» **What the exercise asks**
In the listing below, find every line with the string "name" and pull it out.
________________________________________
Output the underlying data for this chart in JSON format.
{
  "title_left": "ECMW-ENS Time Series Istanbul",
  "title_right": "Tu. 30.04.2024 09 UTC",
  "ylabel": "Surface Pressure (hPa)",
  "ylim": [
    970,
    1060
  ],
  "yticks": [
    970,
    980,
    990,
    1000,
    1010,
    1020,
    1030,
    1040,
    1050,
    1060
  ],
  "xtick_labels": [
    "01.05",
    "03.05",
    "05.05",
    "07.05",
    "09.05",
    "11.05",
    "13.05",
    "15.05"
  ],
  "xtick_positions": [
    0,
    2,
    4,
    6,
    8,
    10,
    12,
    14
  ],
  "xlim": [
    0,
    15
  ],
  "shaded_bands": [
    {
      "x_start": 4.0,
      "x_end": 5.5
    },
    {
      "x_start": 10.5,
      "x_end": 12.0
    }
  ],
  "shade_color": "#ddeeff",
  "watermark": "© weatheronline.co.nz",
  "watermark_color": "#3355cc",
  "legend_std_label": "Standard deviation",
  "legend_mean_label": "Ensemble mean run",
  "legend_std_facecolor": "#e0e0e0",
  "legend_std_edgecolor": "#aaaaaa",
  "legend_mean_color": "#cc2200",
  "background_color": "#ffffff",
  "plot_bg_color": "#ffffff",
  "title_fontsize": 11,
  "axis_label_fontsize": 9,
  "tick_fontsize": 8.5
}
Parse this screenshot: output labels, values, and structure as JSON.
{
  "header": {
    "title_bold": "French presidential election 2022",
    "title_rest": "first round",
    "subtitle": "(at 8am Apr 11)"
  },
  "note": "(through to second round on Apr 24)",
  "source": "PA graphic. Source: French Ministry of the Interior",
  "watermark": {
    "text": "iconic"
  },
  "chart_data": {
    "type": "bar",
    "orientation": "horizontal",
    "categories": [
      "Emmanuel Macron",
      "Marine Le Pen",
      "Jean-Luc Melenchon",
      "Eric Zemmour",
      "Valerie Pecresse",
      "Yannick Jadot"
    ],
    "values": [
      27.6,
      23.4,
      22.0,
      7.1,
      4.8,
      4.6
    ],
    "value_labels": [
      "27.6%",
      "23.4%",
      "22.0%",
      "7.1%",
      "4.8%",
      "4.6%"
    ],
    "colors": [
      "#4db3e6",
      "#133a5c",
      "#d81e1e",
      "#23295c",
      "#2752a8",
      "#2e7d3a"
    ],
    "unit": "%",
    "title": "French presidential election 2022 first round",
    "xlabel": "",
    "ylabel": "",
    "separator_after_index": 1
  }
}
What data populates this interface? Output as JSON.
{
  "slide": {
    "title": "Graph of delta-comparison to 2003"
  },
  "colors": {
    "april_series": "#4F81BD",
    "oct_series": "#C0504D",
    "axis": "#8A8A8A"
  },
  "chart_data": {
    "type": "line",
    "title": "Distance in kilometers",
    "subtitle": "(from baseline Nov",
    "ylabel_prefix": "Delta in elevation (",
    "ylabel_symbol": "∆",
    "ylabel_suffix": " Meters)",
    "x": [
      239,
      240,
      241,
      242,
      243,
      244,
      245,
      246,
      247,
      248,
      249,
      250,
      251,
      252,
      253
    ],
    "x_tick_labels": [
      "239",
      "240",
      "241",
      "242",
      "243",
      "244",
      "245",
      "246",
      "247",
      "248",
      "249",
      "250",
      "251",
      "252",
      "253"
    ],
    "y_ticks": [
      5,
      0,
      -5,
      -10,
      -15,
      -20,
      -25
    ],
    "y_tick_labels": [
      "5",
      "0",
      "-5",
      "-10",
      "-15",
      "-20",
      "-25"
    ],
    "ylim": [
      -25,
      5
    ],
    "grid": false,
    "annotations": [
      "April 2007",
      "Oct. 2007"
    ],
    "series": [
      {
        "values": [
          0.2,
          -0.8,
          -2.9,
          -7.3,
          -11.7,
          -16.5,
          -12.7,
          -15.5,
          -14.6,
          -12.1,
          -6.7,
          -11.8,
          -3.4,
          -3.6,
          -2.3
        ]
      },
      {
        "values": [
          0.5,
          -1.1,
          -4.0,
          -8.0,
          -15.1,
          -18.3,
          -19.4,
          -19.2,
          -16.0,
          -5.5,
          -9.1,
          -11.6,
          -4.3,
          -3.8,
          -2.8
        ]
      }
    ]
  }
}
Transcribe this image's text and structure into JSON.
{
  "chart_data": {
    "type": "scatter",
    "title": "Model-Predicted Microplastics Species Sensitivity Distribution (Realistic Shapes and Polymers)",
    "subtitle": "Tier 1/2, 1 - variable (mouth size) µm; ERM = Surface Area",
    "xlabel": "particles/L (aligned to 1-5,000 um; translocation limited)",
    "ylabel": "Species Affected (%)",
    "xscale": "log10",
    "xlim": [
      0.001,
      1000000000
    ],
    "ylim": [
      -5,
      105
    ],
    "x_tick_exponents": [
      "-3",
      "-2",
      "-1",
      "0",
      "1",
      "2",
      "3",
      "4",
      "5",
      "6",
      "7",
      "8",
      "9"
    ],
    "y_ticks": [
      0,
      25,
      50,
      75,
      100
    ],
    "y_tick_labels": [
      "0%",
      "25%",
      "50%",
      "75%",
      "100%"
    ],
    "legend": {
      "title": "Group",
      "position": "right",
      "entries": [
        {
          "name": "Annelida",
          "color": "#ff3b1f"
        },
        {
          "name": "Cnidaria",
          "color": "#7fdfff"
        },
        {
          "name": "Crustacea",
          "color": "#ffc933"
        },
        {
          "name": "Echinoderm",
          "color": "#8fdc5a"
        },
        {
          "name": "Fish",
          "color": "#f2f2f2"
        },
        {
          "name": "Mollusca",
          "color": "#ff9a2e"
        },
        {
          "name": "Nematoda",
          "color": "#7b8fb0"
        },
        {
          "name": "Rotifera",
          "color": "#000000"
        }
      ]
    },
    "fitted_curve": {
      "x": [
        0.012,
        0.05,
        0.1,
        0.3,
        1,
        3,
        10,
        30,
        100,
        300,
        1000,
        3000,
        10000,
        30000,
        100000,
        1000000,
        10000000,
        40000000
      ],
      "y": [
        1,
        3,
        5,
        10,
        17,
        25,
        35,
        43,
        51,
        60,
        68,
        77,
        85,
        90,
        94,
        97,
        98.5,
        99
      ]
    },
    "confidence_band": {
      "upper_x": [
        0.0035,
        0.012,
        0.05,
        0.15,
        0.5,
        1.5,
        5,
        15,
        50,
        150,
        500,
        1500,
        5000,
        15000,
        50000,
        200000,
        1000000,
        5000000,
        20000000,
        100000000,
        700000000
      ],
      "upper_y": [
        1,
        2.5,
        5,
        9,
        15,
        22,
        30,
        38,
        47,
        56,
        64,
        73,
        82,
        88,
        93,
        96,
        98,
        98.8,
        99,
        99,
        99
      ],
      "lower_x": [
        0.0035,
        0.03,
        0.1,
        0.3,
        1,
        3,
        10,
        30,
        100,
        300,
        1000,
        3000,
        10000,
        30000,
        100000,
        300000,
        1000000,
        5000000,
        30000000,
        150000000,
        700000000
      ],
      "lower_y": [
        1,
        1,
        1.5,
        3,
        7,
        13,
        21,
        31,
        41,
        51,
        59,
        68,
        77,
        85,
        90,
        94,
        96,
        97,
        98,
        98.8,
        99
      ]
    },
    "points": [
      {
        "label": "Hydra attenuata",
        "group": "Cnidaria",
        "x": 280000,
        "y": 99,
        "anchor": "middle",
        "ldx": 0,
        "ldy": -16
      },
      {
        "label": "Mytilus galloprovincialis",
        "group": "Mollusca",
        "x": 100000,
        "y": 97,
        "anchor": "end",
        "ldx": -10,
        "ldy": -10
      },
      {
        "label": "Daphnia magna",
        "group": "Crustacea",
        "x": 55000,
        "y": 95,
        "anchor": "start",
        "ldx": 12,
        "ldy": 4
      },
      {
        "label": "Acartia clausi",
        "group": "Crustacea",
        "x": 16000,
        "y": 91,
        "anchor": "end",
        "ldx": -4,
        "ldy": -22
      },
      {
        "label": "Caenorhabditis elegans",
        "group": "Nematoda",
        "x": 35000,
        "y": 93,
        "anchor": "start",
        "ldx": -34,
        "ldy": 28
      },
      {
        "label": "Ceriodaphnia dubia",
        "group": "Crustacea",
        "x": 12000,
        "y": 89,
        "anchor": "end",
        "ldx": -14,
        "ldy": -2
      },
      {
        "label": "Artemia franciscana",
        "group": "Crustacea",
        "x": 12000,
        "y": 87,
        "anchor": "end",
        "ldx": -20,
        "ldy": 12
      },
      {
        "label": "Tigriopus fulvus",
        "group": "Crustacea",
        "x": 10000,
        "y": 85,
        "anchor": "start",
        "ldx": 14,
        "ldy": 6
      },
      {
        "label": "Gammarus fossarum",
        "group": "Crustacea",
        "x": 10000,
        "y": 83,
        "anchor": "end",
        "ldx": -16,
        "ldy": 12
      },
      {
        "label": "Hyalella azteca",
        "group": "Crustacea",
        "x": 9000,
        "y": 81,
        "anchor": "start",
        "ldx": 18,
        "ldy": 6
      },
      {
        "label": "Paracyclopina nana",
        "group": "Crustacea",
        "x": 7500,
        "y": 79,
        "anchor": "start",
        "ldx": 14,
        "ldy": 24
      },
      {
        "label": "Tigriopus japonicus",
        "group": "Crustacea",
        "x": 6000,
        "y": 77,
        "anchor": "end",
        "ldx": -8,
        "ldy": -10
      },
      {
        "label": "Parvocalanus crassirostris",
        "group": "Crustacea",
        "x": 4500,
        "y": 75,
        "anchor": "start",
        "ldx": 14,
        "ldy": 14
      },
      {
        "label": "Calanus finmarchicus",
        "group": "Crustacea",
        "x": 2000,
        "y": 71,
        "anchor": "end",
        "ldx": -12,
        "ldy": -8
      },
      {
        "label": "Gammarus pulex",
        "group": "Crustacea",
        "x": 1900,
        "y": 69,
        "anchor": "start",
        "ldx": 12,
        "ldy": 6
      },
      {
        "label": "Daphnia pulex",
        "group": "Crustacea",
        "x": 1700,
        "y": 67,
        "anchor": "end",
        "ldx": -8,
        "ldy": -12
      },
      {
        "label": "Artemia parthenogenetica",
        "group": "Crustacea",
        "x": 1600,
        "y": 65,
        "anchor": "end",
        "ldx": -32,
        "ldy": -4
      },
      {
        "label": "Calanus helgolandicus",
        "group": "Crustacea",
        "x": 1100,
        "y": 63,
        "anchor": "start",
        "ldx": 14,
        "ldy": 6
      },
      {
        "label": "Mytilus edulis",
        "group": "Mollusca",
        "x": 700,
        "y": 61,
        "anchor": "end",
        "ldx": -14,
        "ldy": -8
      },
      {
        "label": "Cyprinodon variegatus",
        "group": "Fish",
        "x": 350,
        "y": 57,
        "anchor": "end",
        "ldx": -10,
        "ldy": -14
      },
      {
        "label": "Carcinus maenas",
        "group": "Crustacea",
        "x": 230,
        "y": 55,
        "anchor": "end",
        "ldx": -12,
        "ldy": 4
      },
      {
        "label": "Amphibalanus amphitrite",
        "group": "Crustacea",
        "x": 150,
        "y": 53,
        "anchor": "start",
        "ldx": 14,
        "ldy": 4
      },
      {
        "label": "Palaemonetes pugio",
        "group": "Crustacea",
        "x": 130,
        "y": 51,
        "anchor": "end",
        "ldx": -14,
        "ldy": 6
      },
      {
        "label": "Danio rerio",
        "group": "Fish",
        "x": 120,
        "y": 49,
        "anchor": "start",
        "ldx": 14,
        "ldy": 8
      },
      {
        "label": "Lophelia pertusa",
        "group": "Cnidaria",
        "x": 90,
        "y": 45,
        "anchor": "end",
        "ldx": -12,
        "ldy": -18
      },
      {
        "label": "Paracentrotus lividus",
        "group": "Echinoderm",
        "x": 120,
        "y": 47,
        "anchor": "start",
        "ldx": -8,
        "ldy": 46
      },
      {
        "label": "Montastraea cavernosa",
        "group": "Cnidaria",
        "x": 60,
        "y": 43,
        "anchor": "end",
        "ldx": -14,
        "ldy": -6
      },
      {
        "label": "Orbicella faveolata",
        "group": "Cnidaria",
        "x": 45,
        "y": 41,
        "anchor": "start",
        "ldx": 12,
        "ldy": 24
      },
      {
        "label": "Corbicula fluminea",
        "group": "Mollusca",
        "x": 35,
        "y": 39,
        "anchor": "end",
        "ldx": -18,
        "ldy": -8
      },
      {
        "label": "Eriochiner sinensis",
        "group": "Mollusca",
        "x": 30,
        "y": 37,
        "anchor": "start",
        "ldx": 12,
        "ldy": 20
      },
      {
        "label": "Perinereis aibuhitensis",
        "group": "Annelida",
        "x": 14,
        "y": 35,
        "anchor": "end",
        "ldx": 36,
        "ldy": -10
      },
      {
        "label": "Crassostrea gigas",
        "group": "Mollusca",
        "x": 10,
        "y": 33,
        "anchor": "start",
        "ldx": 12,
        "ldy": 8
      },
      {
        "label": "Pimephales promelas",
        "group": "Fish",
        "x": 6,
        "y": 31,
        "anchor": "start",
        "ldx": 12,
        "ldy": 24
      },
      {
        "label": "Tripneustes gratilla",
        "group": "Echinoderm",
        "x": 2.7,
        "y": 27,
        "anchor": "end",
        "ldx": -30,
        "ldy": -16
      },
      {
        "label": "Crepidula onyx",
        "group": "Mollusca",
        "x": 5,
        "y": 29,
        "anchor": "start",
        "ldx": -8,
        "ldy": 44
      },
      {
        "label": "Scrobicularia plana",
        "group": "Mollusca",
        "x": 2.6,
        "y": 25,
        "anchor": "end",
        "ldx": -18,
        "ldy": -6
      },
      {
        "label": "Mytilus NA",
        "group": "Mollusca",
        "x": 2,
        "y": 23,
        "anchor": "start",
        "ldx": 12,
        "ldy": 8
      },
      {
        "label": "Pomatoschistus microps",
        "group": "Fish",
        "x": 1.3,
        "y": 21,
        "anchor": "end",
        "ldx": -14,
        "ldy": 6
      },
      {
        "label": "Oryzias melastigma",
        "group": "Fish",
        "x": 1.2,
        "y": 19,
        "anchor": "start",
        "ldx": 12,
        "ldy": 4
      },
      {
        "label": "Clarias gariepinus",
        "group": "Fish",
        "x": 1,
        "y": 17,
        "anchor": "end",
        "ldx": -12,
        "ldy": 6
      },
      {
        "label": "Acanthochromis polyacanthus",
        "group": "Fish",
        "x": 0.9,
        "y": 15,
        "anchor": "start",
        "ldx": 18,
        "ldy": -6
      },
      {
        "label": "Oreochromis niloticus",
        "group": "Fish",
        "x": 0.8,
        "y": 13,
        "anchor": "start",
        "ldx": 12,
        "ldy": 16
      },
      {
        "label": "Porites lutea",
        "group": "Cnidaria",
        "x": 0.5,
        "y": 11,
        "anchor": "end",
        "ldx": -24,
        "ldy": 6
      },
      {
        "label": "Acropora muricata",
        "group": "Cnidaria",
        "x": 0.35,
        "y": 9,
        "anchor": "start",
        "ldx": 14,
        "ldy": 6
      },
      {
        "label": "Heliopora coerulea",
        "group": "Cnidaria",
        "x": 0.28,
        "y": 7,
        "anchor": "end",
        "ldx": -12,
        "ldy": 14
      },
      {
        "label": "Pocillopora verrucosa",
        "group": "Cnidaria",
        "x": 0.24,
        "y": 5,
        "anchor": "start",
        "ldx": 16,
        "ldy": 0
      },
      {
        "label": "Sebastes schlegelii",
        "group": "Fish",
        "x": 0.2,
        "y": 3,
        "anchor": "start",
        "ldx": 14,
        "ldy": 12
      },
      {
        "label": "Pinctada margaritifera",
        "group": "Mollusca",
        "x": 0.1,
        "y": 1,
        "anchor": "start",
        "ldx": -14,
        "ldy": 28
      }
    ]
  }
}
________________________________________
» **Completed exercise**
          "name": "Annelida",
          "name": "Cnidaria",
          "name": "Crustacea",
          "name": "Echinoderm",
          "name": "Fish",
          "name": "Mollusca",
          "name": "Nematoda",
          "name": "Rotifera",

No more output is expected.